[START OF Supplied passage]
Posted on 07/14/2014 9:20:30 AM PDT by marktwain
The rifle pictured above is completely legal. Take off the stock and the barrel, and replace them with the two inch shorter barrel and the pistol grip, and it is completely legal. Leave the stock on, and put on the shorter barrel, and you have just committed a Federal felony with a potential five year jail sentence. The rifle pictured above is a single shot. The two semiautomatic handguns and the revolver have more power, more capacity, and are easier to conceal, but their possession is constitutionally protected.
The National Firearms Act of 1934 might have made some sense in 1934, when the Roosevelt administration was trying to make handguns illegal in the United States for people of ordinary means. It would have made no sense to require all handguns to be registered, and to pay $200 for a Federal tax stamp (the equivalent of more than $4,000 today!) if anyone could buy a rifle or shotgun and cut it down to make the equivalent of a handgun.
So short barreled rifles and shotguns were included in the gun ban, following the lead of Michigan a few years before. Michigan has now repealed that law.
With the Supreme Court ruling in Heller, that the possession of loaded and unlocked handguns in the home is constitutionally protected under the second amendment, a ban on short barreled handguns and shotguns is archaic and silly. There is no reason that short barreled rifles or shotguns should be subject to any more restrictions than handguns are.
It is the height of absurdity that possession of a .22 single shot rifle with a 15.9 inch barrel is a Federal felony with a potential five years in prison, but possession of a 17 shot 9mm Glock is a constitutionally protected right across the nation.
J.O. of Tucson, Arizona, has created a White House petition to call for an end to this insanity. I do not expect the Obama administration to pay the least attention to it. They ignore facts, logic, and the law on a routine basis. It will serve, however, to let other lawmakers know that this law needs reform.
[END OF Supplied passage]
> _Parts of the exercise_
• a. According to the post on short-barreled rifle law, what was the $200 Federal tax stamp worth in today's money?
• b. Carry on the post on short-barreled rifle law from its final sentence.
[START OF Record list]
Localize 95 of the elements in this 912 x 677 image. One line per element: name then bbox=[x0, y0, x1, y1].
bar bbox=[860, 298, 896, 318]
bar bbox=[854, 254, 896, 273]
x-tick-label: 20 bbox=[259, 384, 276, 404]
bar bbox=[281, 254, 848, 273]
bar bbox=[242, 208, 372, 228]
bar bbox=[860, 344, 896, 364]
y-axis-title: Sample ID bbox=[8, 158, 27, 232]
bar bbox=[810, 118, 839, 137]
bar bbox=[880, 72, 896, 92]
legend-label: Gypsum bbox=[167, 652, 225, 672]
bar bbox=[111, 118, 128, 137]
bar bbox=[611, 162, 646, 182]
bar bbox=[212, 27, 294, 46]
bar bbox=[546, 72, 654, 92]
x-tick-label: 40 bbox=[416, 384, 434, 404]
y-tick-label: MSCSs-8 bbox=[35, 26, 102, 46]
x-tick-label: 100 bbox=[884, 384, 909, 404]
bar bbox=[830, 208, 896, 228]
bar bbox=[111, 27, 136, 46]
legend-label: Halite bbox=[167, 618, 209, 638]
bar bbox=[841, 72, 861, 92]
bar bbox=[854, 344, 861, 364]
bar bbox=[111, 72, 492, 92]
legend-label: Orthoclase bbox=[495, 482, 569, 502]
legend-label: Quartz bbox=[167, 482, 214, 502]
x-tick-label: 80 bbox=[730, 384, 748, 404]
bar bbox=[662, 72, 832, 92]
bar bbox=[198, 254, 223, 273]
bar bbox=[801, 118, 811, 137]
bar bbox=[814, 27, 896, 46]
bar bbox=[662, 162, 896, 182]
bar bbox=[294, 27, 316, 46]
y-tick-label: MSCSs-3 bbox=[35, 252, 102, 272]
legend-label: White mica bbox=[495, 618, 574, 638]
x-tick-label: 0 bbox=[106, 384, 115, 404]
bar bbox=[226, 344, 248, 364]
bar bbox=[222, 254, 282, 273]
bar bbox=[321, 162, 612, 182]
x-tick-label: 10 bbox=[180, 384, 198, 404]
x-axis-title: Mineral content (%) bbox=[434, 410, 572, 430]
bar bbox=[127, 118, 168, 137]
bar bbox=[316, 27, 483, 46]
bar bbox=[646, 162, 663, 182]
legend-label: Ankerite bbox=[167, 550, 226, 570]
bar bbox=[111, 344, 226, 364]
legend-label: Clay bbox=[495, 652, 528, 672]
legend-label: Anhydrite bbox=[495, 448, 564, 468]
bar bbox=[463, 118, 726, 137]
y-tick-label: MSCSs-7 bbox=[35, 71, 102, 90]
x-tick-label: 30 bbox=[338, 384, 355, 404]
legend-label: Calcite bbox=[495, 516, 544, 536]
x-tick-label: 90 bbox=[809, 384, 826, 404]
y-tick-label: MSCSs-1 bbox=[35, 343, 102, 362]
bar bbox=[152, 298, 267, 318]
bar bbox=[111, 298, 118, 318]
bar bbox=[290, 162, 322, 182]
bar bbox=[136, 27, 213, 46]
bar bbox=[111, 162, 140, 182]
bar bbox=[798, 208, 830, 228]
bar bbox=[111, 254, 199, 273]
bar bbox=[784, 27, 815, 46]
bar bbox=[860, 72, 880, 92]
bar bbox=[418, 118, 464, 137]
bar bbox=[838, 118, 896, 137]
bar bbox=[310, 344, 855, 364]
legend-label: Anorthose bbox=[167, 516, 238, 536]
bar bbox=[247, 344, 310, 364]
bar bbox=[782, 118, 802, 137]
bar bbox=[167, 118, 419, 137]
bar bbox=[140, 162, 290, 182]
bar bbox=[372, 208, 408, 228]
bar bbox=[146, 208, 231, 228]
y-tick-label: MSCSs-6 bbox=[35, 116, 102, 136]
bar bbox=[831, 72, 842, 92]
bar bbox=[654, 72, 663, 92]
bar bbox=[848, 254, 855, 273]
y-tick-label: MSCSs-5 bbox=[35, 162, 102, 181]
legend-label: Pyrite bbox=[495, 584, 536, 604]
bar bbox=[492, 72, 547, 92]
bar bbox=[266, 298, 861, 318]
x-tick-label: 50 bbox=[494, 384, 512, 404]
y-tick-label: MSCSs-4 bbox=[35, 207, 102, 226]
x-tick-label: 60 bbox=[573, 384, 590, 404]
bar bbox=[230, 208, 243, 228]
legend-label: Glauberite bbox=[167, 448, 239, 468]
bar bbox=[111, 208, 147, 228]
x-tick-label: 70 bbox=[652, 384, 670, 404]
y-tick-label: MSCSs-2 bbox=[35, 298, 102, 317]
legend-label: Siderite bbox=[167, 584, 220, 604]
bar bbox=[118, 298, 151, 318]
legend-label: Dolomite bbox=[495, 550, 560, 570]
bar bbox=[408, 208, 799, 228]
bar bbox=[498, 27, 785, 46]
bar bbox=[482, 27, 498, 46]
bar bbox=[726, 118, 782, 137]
[END OF Record list]
> _Results for each task_
• a. More than $4,000.

• b.
Here is the text to the petition:
A rifle is a firearm with a barrel length greater than 16 inches. A Short Barreled Rifle (SBR) is a rifle with a barrel shorter than 16 inches. An SBR is less effective than a rifle but more effective than a handgun for self-defense. It is also more efficient for traversing close quarters to clear a threat from your place of residence such as a burglar, etc. As of right now, you can purchase a bull-pup rifle or rifle with a folding stock which is, in most cases, shorter in over all length than a SBR. The need to register an SBR (and Short Barreled Shotgun) is unjustified and the requirement should be removed.
Like the bill to end the BATF and fold it into the FBI, I am looking for the angle here.
I am all for it, but look at what the word “reform” means in “Immigration Reform”. “Reform” could mean the end of all private firearms.
Here is the article that I wrote about it:
http://gunwatch.blogspot.com/2014/04/sig-sauer-lawsuit-against-atf-muzzle.html
Any petition that doesn’t call for the complete repeal of 922 in its entirety seems a little...
Underwhelming.
$1500 for something that costs about $30 to produce.
I’m in the wrong business.
It is all symbolic. We have to keep the pressure up.
I hear ya, FRiend.
I was sitting here at my computer desk putting together the lower parts for my AR build saying, “People actually get PAID to do this?!”
I'd still prefer a JDAM. This seems like far too little...
Mistook your device for another that Sig Sauer is contending with the ATF on. Thanks for the tip.
reformyou mean
repealI'm all for it…
Thanks for your report, but did you ever write one on SIG’s “Adaptive Carbine Platform”?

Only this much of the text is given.